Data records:
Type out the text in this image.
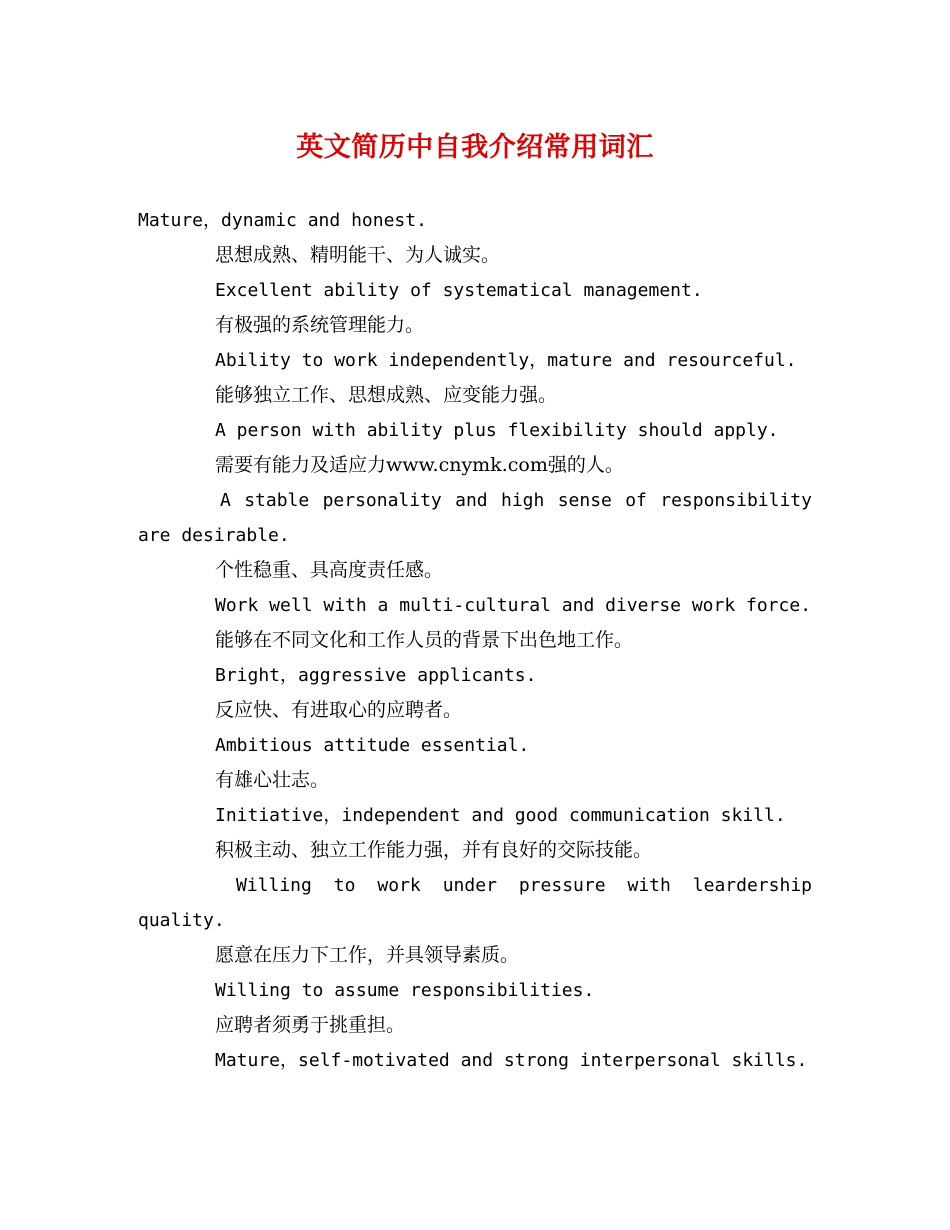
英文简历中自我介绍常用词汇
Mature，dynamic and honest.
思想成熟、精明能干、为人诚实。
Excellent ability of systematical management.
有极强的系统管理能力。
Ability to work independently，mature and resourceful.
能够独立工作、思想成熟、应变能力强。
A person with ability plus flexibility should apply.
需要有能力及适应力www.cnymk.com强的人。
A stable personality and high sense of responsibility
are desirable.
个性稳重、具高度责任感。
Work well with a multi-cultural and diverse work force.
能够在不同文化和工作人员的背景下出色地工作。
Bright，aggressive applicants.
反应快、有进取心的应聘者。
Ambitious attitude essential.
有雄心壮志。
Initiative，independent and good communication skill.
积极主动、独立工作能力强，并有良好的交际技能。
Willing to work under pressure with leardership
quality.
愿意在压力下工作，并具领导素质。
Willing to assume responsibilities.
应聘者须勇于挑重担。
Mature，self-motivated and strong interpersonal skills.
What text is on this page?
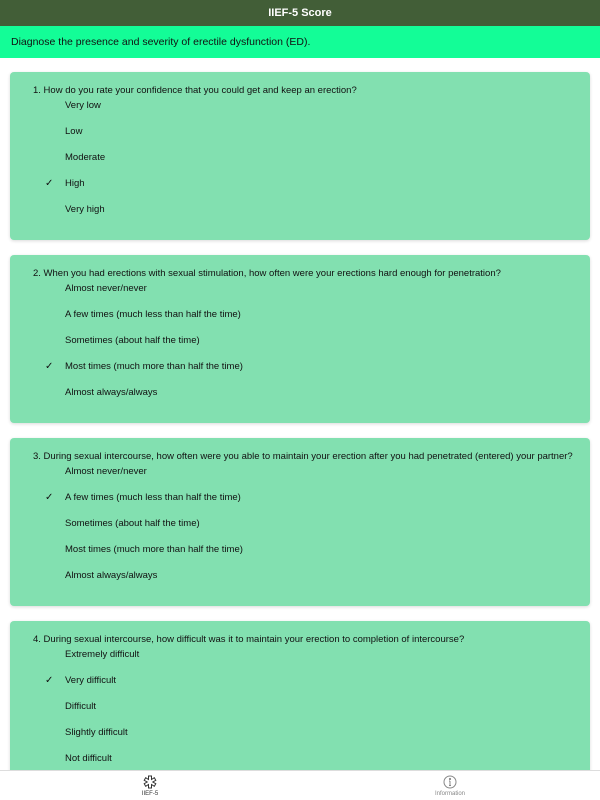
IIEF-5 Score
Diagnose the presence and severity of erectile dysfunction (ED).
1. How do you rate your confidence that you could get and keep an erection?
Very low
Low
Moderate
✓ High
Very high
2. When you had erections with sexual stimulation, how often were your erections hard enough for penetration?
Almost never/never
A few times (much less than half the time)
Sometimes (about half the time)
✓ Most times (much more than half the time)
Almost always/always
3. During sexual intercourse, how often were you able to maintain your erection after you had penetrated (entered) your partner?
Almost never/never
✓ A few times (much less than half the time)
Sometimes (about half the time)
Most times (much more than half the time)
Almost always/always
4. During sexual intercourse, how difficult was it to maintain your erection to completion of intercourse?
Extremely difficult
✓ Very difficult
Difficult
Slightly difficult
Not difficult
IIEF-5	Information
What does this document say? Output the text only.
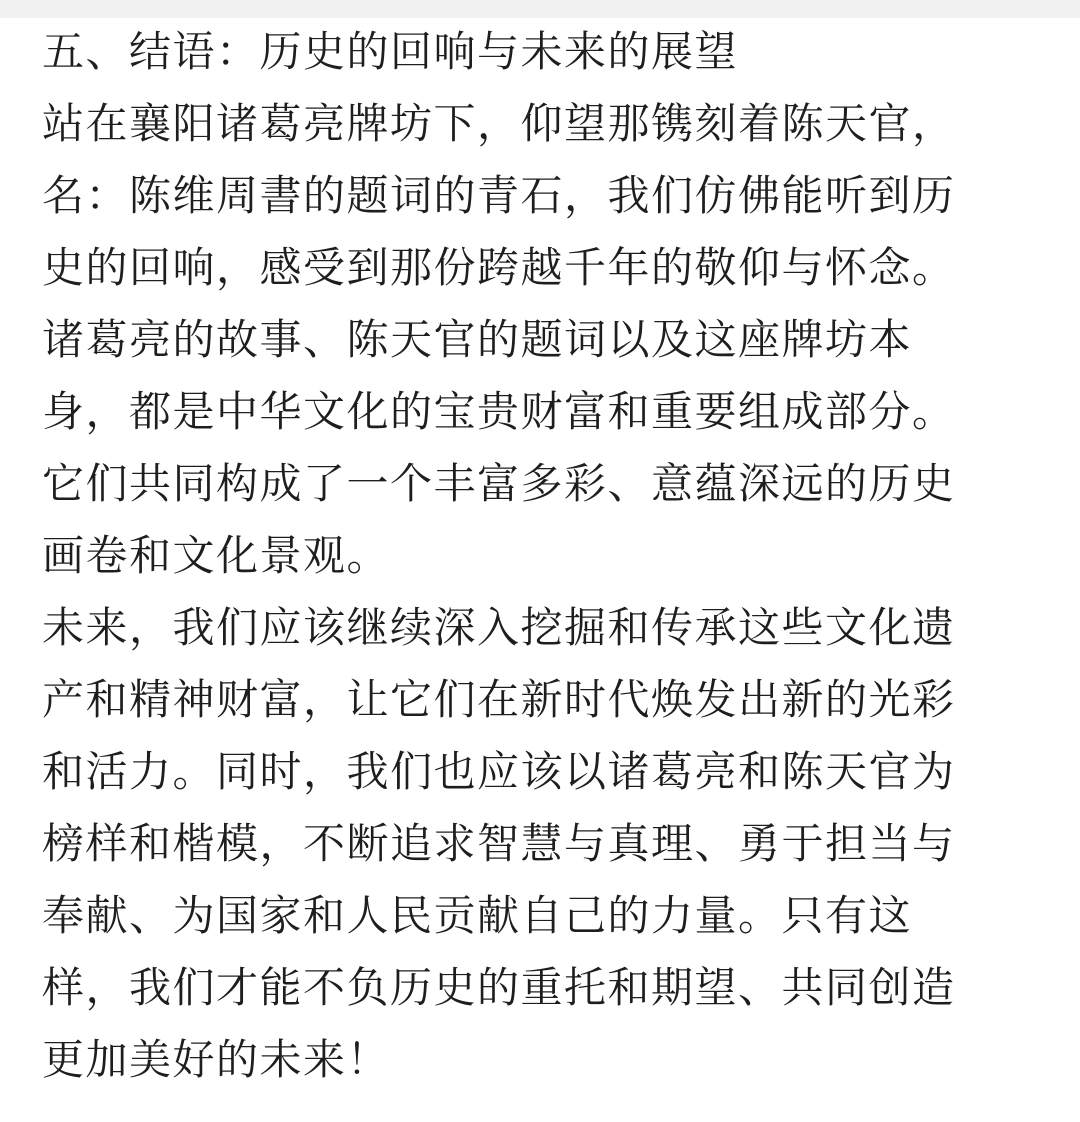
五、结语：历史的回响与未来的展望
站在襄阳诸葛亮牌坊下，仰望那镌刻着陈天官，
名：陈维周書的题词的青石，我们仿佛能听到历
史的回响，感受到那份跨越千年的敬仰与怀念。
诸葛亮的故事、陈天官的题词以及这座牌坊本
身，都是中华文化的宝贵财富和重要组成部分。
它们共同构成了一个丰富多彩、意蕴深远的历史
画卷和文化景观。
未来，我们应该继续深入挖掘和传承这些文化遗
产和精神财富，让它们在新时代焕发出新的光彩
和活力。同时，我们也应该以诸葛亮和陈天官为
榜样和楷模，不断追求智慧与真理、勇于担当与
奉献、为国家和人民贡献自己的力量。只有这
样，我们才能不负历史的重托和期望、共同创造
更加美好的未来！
---
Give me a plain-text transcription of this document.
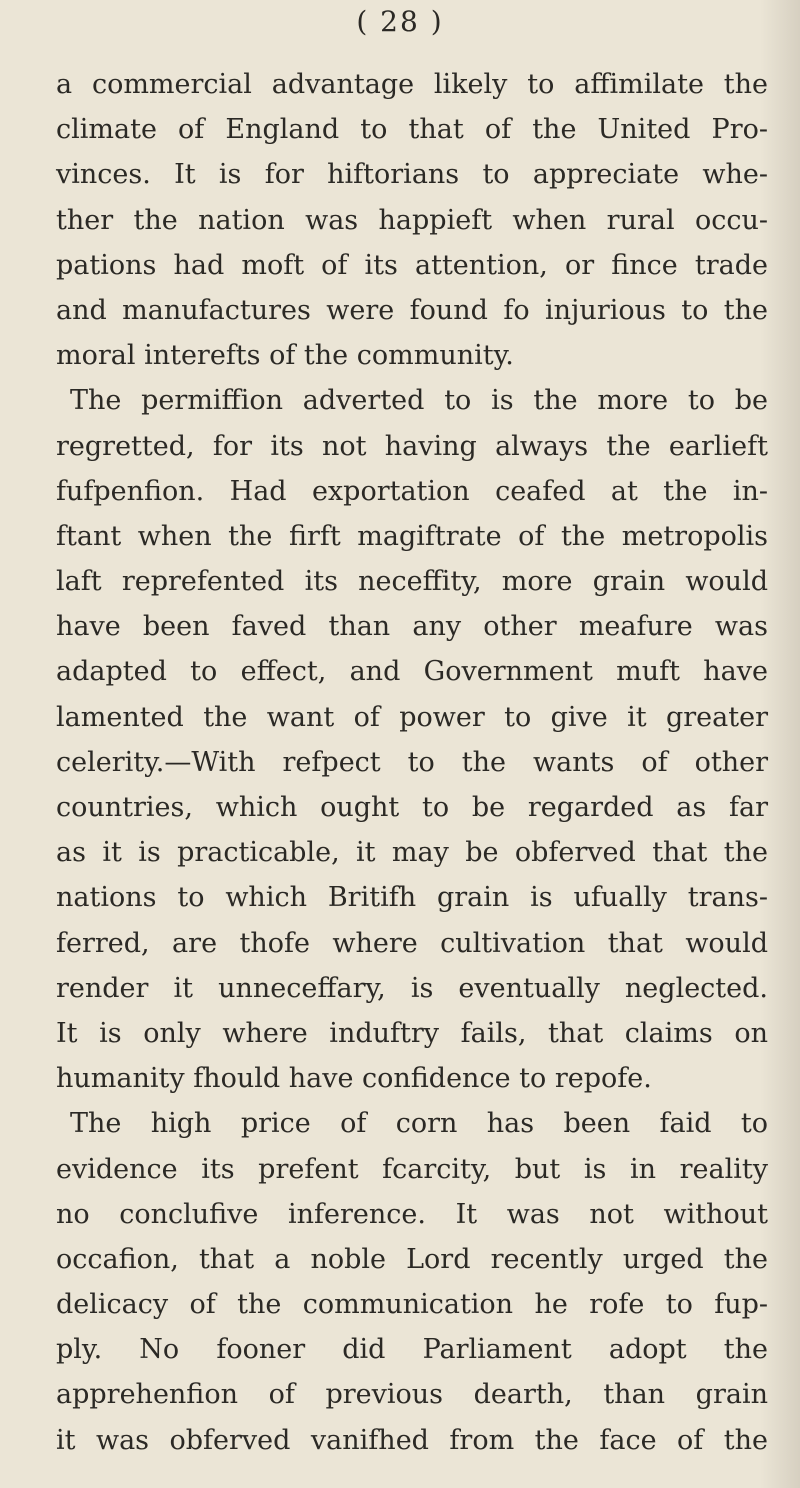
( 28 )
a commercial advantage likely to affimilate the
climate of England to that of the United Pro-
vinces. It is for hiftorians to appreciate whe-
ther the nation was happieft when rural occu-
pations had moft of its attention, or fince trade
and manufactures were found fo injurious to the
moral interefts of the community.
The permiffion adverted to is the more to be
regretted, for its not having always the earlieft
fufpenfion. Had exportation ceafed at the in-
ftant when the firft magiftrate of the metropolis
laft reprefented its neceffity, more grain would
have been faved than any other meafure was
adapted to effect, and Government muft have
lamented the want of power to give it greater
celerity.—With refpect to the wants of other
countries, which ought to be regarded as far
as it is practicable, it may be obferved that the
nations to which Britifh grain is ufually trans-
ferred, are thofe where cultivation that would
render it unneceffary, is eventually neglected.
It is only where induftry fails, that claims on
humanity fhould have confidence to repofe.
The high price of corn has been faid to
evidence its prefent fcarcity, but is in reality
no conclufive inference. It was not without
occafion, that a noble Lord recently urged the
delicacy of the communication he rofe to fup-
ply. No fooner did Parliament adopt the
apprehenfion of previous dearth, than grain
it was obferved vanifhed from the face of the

• **Task statement**
Report how many lines of the entries hold the word "were". Nothing else is needed.

• **Task solution**
3